EXERCISE PROMPT
Could you pick up the Darren Archibald hockey biography below where it stops and keep writing it?

SOURCE DOCUMENT

****

Canadian professional ice hockey player

Darren Archibald (born February 9, 1990) is a Canadian professional ice hockey player who is currently playing for the Fehérvár AV19 in the ICE Hockey League (ICEHL). He played major junior hockey in the Ontario Hockey League (OHL) for the Barrie Colts and Niagara IceDogs. Undrafted out of junior, he signed with the Vancouver Canucks as a free agent and played at multiple levels within the organization.

==Playing career==
===Amateur===
In his first year of junior hockey, Archibald was cut from an Ontario Hockey League (OHL) try-out and played a season in junior A. He played for the Stouffville Spirit in the Ontario Junior Hockey League (OJHL), recording 21 goals and 47 points in 48 games. The following season he made the Barrie Colts in the OHL. He recorded 25 goals and 49 points in 68 games. He added seven points in five playoff games as Barrie lost in the first round to the Mississauga St. Michael's Majors. After going undrafted prior to the start of the 2009–10 OHL season, Archibald was invited to the NHL's Columbus Blue Jackets development training camp as a free agent. Upon returning to Barrie, Archibald scored 26 goals and 59 points in 57 games. In the playoffs, Barrie defeated the Sudbury Wolves, Brampton Battalion and the Mississauga St. Michael's Majors to advance to the OHL championship, where they were swept by the Windsor Spitfires. In the playoffs Archibald added 5 goals and 10 points in 15 games.

****

DATA LISTING
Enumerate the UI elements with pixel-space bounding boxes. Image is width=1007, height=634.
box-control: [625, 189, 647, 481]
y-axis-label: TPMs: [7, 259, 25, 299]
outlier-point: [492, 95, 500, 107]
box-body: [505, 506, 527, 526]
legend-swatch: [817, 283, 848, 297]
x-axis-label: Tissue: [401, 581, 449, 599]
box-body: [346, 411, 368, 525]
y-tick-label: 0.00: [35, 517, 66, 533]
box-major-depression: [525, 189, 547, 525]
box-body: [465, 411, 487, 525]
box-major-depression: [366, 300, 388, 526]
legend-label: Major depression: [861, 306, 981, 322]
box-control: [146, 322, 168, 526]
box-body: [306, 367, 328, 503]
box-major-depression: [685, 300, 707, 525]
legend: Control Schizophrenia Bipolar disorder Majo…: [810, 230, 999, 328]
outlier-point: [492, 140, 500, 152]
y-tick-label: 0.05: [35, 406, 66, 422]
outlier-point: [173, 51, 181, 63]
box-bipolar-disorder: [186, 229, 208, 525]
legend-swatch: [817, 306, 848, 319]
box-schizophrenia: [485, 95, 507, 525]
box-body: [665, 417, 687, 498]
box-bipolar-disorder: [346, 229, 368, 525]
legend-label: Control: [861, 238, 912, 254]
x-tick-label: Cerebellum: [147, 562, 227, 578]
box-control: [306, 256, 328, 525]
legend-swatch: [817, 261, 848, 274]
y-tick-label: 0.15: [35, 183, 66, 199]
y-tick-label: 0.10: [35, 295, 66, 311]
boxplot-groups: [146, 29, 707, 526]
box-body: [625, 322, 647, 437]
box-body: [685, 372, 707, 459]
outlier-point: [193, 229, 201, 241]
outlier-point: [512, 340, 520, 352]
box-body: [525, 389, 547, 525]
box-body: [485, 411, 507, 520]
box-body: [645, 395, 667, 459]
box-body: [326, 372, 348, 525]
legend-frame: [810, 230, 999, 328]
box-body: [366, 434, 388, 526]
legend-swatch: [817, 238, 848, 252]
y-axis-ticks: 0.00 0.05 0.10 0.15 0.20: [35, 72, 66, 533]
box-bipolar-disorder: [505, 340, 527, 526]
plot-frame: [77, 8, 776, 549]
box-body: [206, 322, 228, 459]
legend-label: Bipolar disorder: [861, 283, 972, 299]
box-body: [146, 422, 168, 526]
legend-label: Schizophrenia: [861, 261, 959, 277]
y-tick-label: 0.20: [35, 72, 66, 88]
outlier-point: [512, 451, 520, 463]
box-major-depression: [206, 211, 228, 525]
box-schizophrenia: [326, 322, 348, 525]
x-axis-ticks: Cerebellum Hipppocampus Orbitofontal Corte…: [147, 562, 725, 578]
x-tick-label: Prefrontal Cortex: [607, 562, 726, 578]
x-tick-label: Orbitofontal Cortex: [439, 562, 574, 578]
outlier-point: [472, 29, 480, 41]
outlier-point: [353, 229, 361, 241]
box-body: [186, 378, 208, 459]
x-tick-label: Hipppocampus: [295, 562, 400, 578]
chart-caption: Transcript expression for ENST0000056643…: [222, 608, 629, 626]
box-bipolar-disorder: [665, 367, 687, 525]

****

SOLVED PROBLEM
In the off-season, Archibald was again passed over in the NHL entry draft. He attended the Detroit Red Wings NHL conditioning prospect camp and played in the corresponding prospect tournament. He returned to the OHL for his over-age season, where he scored 18 goals in 24 games for Barrie before being traded to the Niagara IceDogs. Shortly after the trade, he signed an NHL entry-level free agent contract with the Vancouver Canucks. In Niagara, Archibald added another 23 goals and 36 points in 37 games. In the opening game of the playoffs, he scored four goals in a 7–1 win over Brampton. Niagara defeated the Battalion in four games and eliminated the Oshawa Generals in the second round. Following the second round victory, Archibald was named the OHL Player of the Week. The IceDogs were eventually eliminated in the conference finals by Mississauga as Archibald finished the playoffs with 10 goals and 14 points in 14 games.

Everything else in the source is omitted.